What you have to do —
Exclude all pictures, then copy each of the records exactly as written.

Stored data —
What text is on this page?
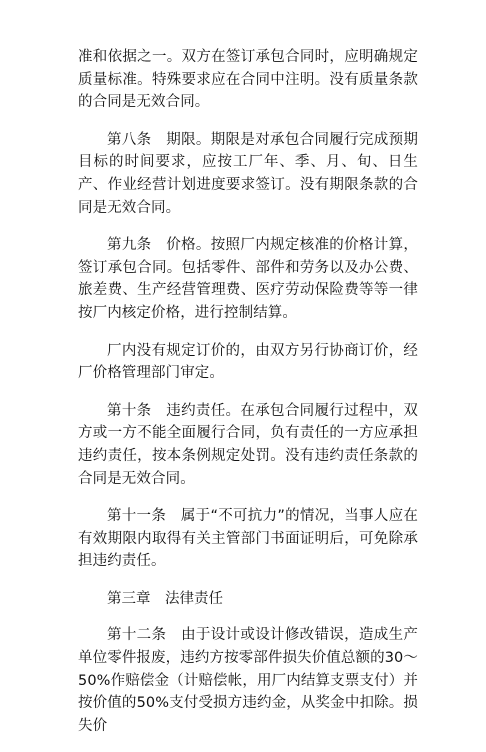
准和依据之一。双方在签订承包合同时，应明确规定质量标准。特殊要求应在合同中注明。没有质量条款的合同是无效合同。

第八条　期限。期限是对承包合同履行完成预期目标的时间要求，应按工厂年、季、月、旬、日生产、作业经营计划进度要求签订。没有期限条款的合同是无效合同。

第九条　价格。按照厂内规定核准的价格计算，签订承包合同。包括零件、部件和劳务以及办公费、旅差费、生产经营管理费、医疗劳动保险费等等一律按厂内核定价格，进行控制结算。

厂内没有规定订价的，由双方另行协商订价，经厂价格管理部门审定。

第十条　违约责任。在承包合同履行过程中，双方或一方不能全面履行合同，负有责任的一方应承担违约责任，按本条例规定处罚。没有违约责任条款的合同是无效合同。

第十一条　属于“不可抗力”的情况，当事人应在有效期限内取得有关主管部门书面证明后，可免除承担违约责任。

第三章　法律责任

第十二条　由于设计或设计修改错误，造成生产单位零件报废，违约方按零部件损失价值总额的30～50%作赔偿金（计赔偿帐，用厂内结算支票支付）并按价值的50%支付受损方违约金，从奖金中扣除。损失价
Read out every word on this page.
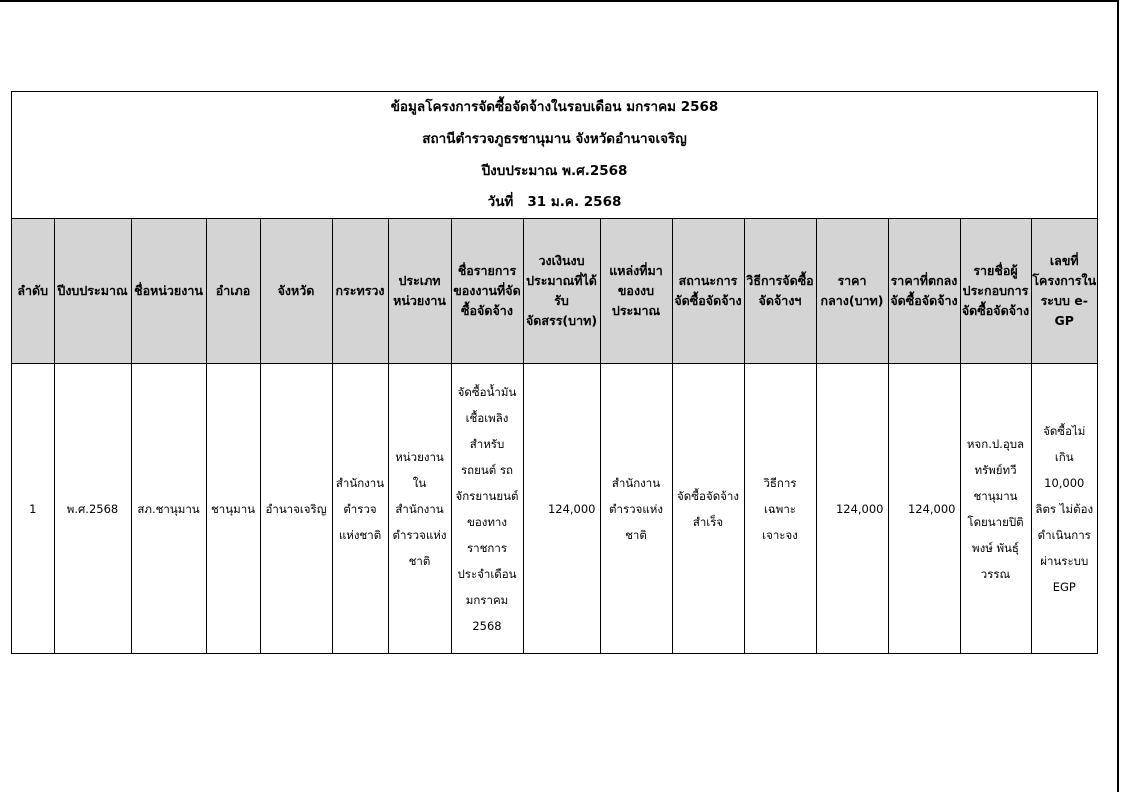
ข้อมูลโครงการจัดซื้อจัดจ้างในรอบเดือน มกราคม 2568
สถานีตำรวจภูธรชานุมาน จังหวัดอำนาจเจริญ
ปีงบประมาณ พ.ศ.2568
วันที่   31 ม.ค. 2568
ลำดับ	ปีงบประมาณ	ชื่อหน่วยงาน	อำเภอ	จังหวัด	กระทรวง	ประเภทหน่วยงาน	ชื่อรายการของงานที่จัดซื้อจัดจ้าง	วงเงินงบประมาณที่ได้รับจัดสรร(บาท)	แหล่งที่มาของงบประมาณ	สถานะการจัดซื้อจัดจ้าง	วิธีการจัดซื้อจัดจ้างฯ	ราคากลาง(บาท)	ราคาที่ตกลงจัดซื้อจัดจ้าง	รายชื่อผู้ประกอบการจัดซื้อจัดจ้าง	เลขที่โครงการในระบบ e-GP
1	พ.ศ.2568	สภ.ชานุมาน	ชานุมาน	อำนาจเจริญ	สำนักงานตำรวจแห่งชาติ	หน่วยงานในสำนักงานตำรวจแห่งชาติ	จัดซื้อน้ำมันเชื้อเพลิงสำหรับรถยนต์ รถจักรยานยนต์ของทางราชการ ประจำเดือนมกราคม 2568	124,000	สำนักงานตำรวจแห่งชาติ	จัดซื้อจัดจ้างสำเร็จ	วิธีการเฉพาะเจาะจง	124,000	124,000	หจก.ป.อุบลทรัพย์ทวีชานุมาน โดยนายปิติพงษ์ พันธุ์วรรณ	จัดซื้อไม่เกิน 10,000 ลิตร ไม่ต้องดำเนินการผ่านระบบ EGP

Solution below —
What text is on this page?
准和依据之一。双方在签订承包合同时，应明确规定质量标准。特殊要求应在合同中注明。没有质量条款的合同是无效合同。

第八条　期限。期限是对承包合同履行完成预期目标的时间要求，应按工厂年、季、月、旬、日生产、作业经营计划进度要求签订。没有期限条款的合同是无效合同。

第九条　价格。按照厂内规定核准的价格计算，签订承包合同。包括零件、部件和劳务以及办公费、旅差费、生产经营管理费、医疗劳动保险费等等一律按厂内核定价格，进行控制结算。

厂内没有规定订价的，由双方另行协商订价，经厂价格管理部门审定。

第十条　违约责任。在承包合同履行过程中，双方或一方不能全面履行合同，负有责任的一方应承担违约责任，按本条例规定处罚。没有违约责任条款的合同是无效合同。

第十一条　属于“不可抗力”的情况，当事人应在有效期限内取得有关主管部门书面证明后，可免除承担违约责任。

第三章　法律责任

第十二条　由于设计或设计修改错误，造成生产单位零件报废，违约方按零部件损失价值总额的30～50%作赔偿金（计赔偿帐，用厂内结算支票支付）并按价值的50%支付受损方违约金，从奖金中扣除。损失价
Read out every word on this page.
ข้อมูลโครงการจัดซื้อจัดจ้างในรอบเดือน มกราคม 2568
สถานีตำรวจภูธรชานุมาน จังหวัดอำนาจเจริญ
ปีงบประมาณ พ.ศ.2568
วันที่   31 ม.ค. 2568
ลำดับ	ปีงบประมาณ	ชื่อหน่วยงาน	อำเภอ	จังหวัด	กระทรวง	ประเภทหน่วยงาน	ชื่อรายการของงานที่จัดซื้อจัดจ้าง	วงเงินงบประมาณที่ได้รับจัดสรร(บาท)	แหล่งที่มาของงบประมาณ	สถานะการจัดซื้อจัดจ้าง	วิธีการจัดซื้อจัดจ้างฯ	ราคากลาง(บาท)	ราคาที่ตกลงจัดซื้อจัดจ้าง	รายชื่อผู้ประกอบการจัดซื้อจัดจ้าง	เลขที่โครงการในระบบ e-GP
1	พ.ศ.2568	สภ.ชานุมาน	ชานุมาน	อำนาจเจริญ	สำนักงานตำรวจแห่งชาติ	หน่วยงานในสำนักงานตำรวจแห่งชาติ	จัดซื้อน้ำมันเชื้อเพลิงสำหรับรถยนต์ รถจักรยานยนต์ของทางราชการ ประจำเดือนมกราคม 2568	124,000	สำนักงานตำรวจแห่งชาติ	จัดซื้อจัดจ้างสำเร็จ	วิธีการเฉพาะเจาะจง	124,000	124,000	หจก.ป.อุบลทรัพย์ทวีชานุมาน โดยนายปิติพงษ์ พันธุ์วรรณ	จัดซื้อไม่เกิน 10,000 ลิตร ไม่ต้องดำเนินการผ่านระบบ EGP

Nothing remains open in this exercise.